Rewrite all the lines in the entries below as one JSON list of strings, with one string per line and blank lines left out.

============================================================

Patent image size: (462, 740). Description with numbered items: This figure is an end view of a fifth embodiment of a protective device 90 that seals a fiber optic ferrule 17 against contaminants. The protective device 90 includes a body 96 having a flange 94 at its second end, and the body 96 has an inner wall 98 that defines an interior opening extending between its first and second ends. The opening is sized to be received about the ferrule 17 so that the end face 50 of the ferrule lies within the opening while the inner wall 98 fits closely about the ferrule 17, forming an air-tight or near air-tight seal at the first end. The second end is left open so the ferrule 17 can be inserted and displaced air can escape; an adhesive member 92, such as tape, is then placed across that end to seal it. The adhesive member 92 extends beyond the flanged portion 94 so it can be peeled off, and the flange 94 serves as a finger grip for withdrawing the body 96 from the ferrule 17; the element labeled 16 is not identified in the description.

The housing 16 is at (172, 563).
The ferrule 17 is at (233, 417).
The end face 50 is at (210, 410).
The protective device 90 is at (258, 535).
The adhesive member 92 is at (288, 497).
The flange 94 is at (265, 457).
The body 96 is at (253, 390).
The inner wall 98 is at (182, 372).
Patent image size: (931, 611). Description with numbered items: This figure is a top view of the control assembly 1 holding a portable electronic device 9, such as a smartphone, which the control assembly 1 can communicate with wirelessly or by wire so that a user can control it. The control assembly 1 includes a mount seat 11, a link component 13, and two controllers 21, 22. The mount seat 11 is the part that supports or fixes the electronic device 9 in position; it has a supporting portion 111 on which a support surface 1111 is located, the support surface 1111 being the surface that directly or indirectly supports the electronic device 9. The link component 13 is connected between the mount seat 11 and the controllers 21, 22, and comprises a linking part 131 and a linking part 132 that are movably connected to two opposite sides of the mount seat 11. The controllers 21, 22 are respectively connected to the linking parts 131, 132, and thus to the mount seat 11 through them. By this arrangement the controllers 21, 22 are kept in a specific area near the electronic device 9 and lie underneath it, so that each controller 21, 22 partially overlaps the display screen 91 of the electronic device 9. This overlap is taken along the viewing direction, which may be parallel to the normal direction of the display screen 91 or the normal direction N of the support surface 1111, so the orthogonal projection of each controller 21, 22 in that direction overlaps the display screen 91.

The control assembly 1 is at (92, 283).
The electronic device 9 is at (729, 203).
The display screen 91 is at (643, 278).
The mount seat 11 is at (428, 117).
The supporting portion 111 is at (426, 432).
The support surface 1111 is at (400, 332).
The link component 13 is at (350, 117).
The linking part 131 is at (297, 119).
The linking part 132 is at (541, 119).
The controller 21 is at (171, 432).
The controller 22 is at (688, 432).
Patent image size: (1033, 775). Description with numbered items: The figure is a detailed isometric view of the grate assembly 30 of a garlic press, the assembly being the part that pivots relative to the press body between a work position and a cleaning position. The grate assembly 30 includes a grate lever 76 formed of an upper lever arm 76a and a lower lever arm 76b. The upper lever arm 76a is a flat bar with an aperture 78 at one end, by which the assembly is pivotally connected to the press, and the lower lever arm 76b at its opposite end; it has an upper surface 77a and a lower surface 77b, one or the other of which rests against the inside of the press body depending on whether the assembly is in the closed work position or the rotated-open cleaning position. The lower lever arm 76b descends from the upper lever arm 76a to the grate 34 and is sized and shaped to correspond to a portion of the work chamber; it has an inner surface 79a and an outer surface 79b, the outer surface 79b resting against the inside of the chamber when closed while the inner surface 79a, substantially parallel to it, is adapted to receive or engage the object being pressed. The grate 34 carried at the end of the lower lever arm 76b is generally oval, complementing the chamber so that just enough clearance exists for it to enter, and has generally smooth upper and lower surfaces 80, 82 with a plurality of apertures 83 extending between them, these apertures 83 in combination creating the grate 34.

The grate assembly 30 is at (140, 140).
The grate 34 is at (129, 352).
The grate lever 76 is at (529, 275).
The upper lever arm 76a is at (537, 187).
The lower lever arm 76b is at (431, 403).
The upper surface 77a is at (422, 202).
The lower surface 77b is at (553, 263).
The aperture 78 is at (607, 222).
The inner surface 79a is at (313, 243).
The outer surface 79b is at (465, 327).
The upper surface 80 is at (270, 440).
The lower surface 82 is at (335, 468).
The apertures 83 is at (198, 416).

============================================================

• **Result**
[
  "Patent image size: (462, 740). Description with numbered items: This figure is an end view of a fifth embodiment of a protective device 90 that seals a fiber optic ferrule 17 against contaminants. The protective device 90 includes a body 96 having a flange 94 at its second end, and the body 96 has an inner wall 98 that defines an interior opening extending between its first and second ends. The opening is sized to be received about the ferrule 17 so that the end face 50 of the ferrule lies within the opening while the inner wall 98 fits closely about the ferrule 17, forming an air-tight or near air-tight seal at the first end. The second end is left open so the ferrule 17 can be inserted and displaced air can escape; an adhesive member 92, such as tape, is then placed across that end to seal it. The adhesive member 92 extends beyond the flanged portion 94 so it can be peeled off, and the flange 94 serves as a finger grip for withdrawing the body 96 from the ferrule 17; the element labeled 16 is not identified in the description.",
  "The housing 16 is at (172, 563).",
  "The ferrule 17 is at (233, 417).",
  "The end face 50 is at (210, 410).",
  "The protective device 90 is at (258, 535).",
  "The adhesive member 92 is at (288, 497).",
  "The flange 94 is at (265, 457).",
  "The body 96 is at (253, 390).",
  "The inner wall 98 is at (182, 372).",
  "Patent image size: (931, 611). Description with numbered items: This figure is a top view of the control assembly 1 holding a portable electronic device 9, such as a smartphone, which the control assembly 1 can communicate with wirelessly or by wire so that a user can control it. The control assembly 1 includes a mount seat 11, a link component 13, and two controllers 21, 22. The mount seat 11 is the part that supports or fixes the electronic device 9 in position; it has a supporting portion 111 on which a support surface 1111 is located, the support surface 1111 being the surface that directly or indirectly supports the electronic device 9. The link component 13 is connected between the mount seat 11 and the controllers 21, 22, and comprises a linking part 131 and a linking part 132 that are movably connected to two opposite sides of the mount seat 11. The controllers 21, 22 are respectively connected to the linking parts 131, 132, and thus to the mount seat 11 through them. By this arrangement the controllers 21, 22 are kept in a specific area near the electronic device 9 and lie underneath it, so that each controller 21, 22 partially overlaps the display screen 91 of the electronic device 9. This overlap is taken along the viewing direction, which may be parallel to the normal direction of the display screen 91 or the normal direction N of the support surface 1111, so the orthogonal projection of each controller 21, 22 in that direction overlaps the display screen 91.",
  "The control assembly 1 is at (92, 283).",
  "The electronic device 9 is at (729, 203).",
  "The display screen 91 is at (643, 278).",
  "The mount seat 11 is at (428, 117).",
  "The supporting portion 111 is at (426, 432).",
  "The support surface 1111 is at (400, 332).",
  "The link component 13 is at (350, 117).",
  "The linking part 131 is at (297, 119).",
  "The linking part 132 is at (541, 119).",
  "The controller 21 is at (171, 432).",
  "The controller 22 is at (688, 432).",
  "Patent image size: (1033, 775). Description with numbered items: The figure is a detailed isometric view of the grate assembly 30 of a garlic press, the assembly being the part that pivots relative to the press body between a work position and a cleaning position. The grate assembly 30 includes a grate lever 76 formed of an upper lever arm 76a and a lower lever arm 76b. The upper lever arm 76a is a flat bar with an aperture 78 at one end, by which the assembly is pivotally connected to the press, and the lower lever arm 76b at its opposite end; it has an upper surface 77a and a lower surface 77b, one or the other of which rests against the inside of the press body depending on whether the assembly is in the closed work position or the rotated-open cleaning position. The lower lever arm 76b descends from the upper lever arm 76a to the grate 34 and is sized and shaped to correspond to a portion of the work chamber; it has an inner surface 79a and an outer surface 79b, the outer surface 79b resting against the inside of the chamber when closed while the inner surface 79a, substantially parallel to it, is adapted to receive or engage the object being pressed. The grate 34 carried at the end of the lower lever arm 76b is generally oval, complementing the chamber so that just enough clearance exists for it to enter, and has generally smooth upper and lower surfaces 80, 82 with a plurality of apertures 83 extending between them, these apertures 83 in combination creating the grate 34.",
  "The grate assembly 30 is at (140, 140).",
  "The grate 34 is at (129, 352).",
  "The grate lever 76 is at (529, 275).",
  "The upper lever arm 76a is at (537, 187).",
  "The lower lever arm 76b is at (431, 403).",
  "The upper surface 77a is at (422, 202).",
  "The lower surface 77b is at (553, 263).",
  "The aperture 78 is at (607, 222).",
  "The inner surface 79a is at (313, 243).",
  "The outer surface 79b is at (465, 327).",
  "The upper surface 80 is at (270, 440).",
  "The lower surface 82 is at (335, 468).",
  "The apertures 83 is at (198, 416)."
]